** start Records **
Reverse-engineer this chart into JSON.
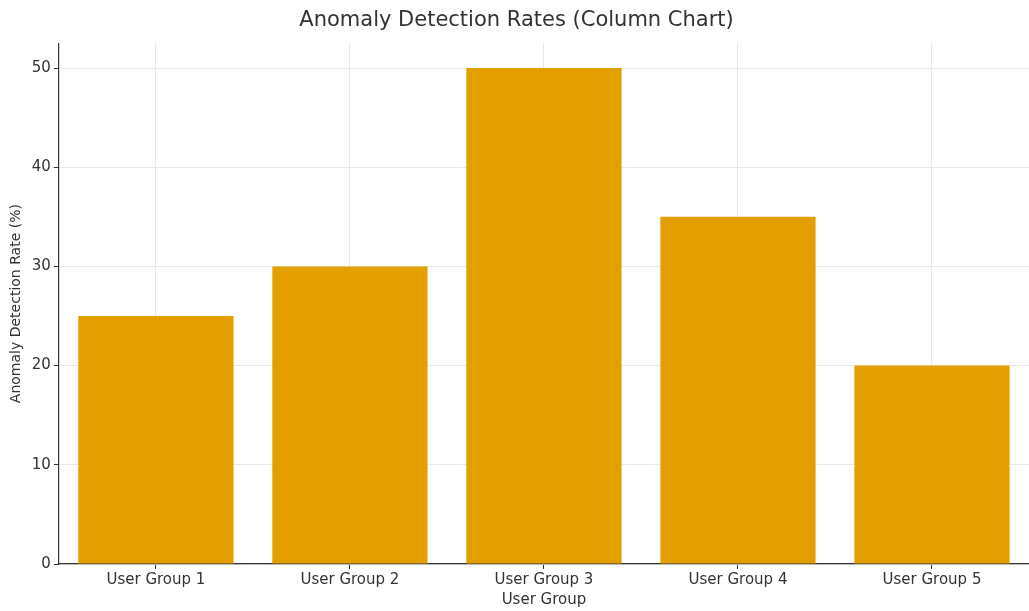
{
  "chart_data": {
    "type": "bar",
    "title": "Anomaly Detection Rates (Column Chart)",
    "xlabel": "User Group",
    "ylabel": "Anomaly Detection Rate (%)",
    "categories": [
      "User Group 1",
      "User Group 2",
      "User Group 3",
      "User Group 4",
      "User Group 5"
    ],
    "values": [
      25,
      30,
      50,
      35,
      20
    ],
    "color": "#e39f00",
    "ylim": [
      0,
      52.5
    ],
    "yticks": [
      0,
      10,
      20,
      30,
      40,
      50
    ],
    "grid": true,
    "legend": false
  }
}
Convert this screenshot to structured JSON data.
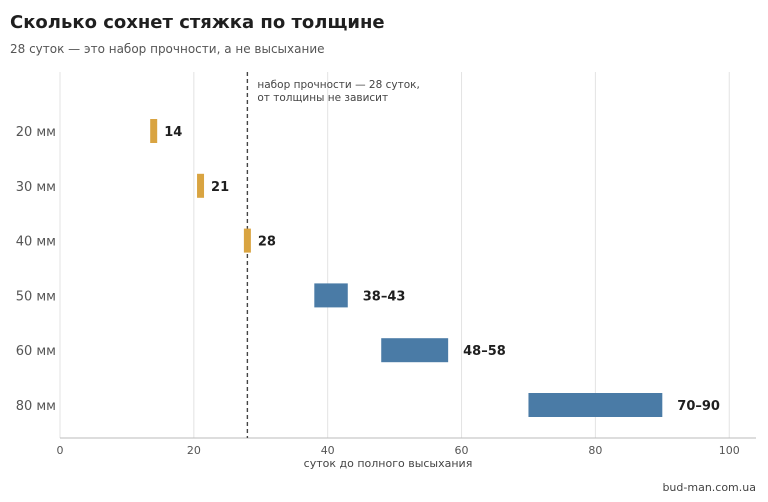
{
  "header": {
    "title": "Сколько сохнет стяжка по толщине",
    "subtitle": "28 суток — это набор прочности, а не высыхание"
  },
  "source": "bud-man.com.ua",
  "colors": {
    "short": "#D9A441",
    "long": "#4A7BA6",
    "grid": "#e3e3e3",
    "reference": "#444444"
  },
  "chart_data": {
    "type": "bar",
    "orientation": "horizontal",
    "title": "Сколько сохнет стяжка по толщине",
    "subtitle": "28 суток — это набор прочности, а не высыхание",
    "xlabel": "суток до полного высыхания",
    "ylabel": "",
    "xlim": [
      0,
      104
    ],
    "xticks": [
      0,
      20,
      40,
      60,
      80,
      100
    ],
    "grid": true,
    "categories": [
      "20 мм",
      "30 мм",
      "40 мм",
      "50 мм",
      "60 мм",
      "80 мм"
    ],
    "rows": [
      {
        "category": "20 мм",
        "min": 14,
        "max": 14,
        "label": "14"
      },
      {
        "category": "30 мм",
        "min": 21,
        "max": 21,
        "label": "21"
      },
      {
        "category": "40 мм",
        "min": 28,
        "max": 28,
        "label": "28"
      },
      {
        "category": "50 мм",
        "min": 38,
        "max": 43,
        "label": "38–43"
      },
      {
        "category": "60 мм",
        "min": 48,
        "max": 58,
        "label": "48–58"
      },
      {
        "category": "80 мм",
        "min": 70,
        "max": 90,
        "label": "70–90"
      }
    ],
    "reference_line": {
      "x": 28,
      "annotation": [
        "набор прочности — 28 суток,",
        "от толщины не зависит"
      ]
    }
  }
}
** end Records **
◆ Exercise description ◆
Set down the material exactly, every line of it, except for the pictures.

◆ Written response ◆
Reverse-engineer this chart into JSON.
{
  "chart_data": {
    "type": "bar",
    "title": "Anomaly Detection Rates (Column Chart)",
    "xlabel": "User Group",
    "ylabel": "Anomaly Detection Rate (%)",
    "categories": [
      "User Group 1",
      "User Group 2",
      "User Group 3",
      "User Group 4",
      "User Group 5"
    ],
    "values": [
      25,
      30,
      50,
      35,
      20
    ],
    "color": "#e39f00",
    "ylim": [
      0,
      52.5
    ],
    "yticks": [
      0,
      10,
      20,
      30,
      40,
      50
    ],
    "grid": true,
    "legend": false
  }
}
Convert this screenshot to structured JSON data.
{
  "header": {
    "title": "Сколько сохнет стяжка по толщине",
    "subtitle": "28 суток — это набор прочности, а не высыхание"
  },
  "source": "bud-man.com.ua",
  "colors": {
    "short": "#D9A441",
    "long": "#4A7BA6",
    "grid": "#e3e3e3",
    "reference": "#444444"
  },
  "chart_data": {
    "type": "bar",
    "orientation": "horizontal",
    "title": "Сколько сохнет стяжка по толщине",
    "subtitle": "28 суток — это набор прочности, а не высыхание",
    "xlabel": "суток до полного высыхания",
    "ylabel": "",
    "xlim": [
      0,
      104
    ],
    "xticks": [
      0,
      20,
      40,
      60,
      80,
      100
    ],
    "grid": true,
    "categories": [
      "20 мм",
      "30 мм",
      "40 мм",
      "50 мм",
      "60 мм",
      "80 мм"
    ],
    "rows": [
      {
        "category": "20 мм",
        "min": 14,
        "max": 14,
        "label": "14"
      },
      {
        "category": "30 мм",
        "min": 21,
        "max": 21,
        "label": "21"
      },
      {
        "category": "40 мм",
        "min": 28,
        "max": 28,
        "label": "28"
      },
      {
        "category": "50 мм",
        "min": 38,
        "max": 43,
        "label": "38–43"
      },
      {
        "category": "60 мм",
        "min": 48,
        "max": 58,
        "label": "48–58"
      },
      {
        "category": "80 мм",
        "min": 70,
        "max": 90,
        "label": "70–90"
      }
    ],
    "reference_line": {
      "x": 28,
      "annotation": [
        "набор прочности — 28 суток,",
        "от толщины не зависит"
      ]
    }
  }
}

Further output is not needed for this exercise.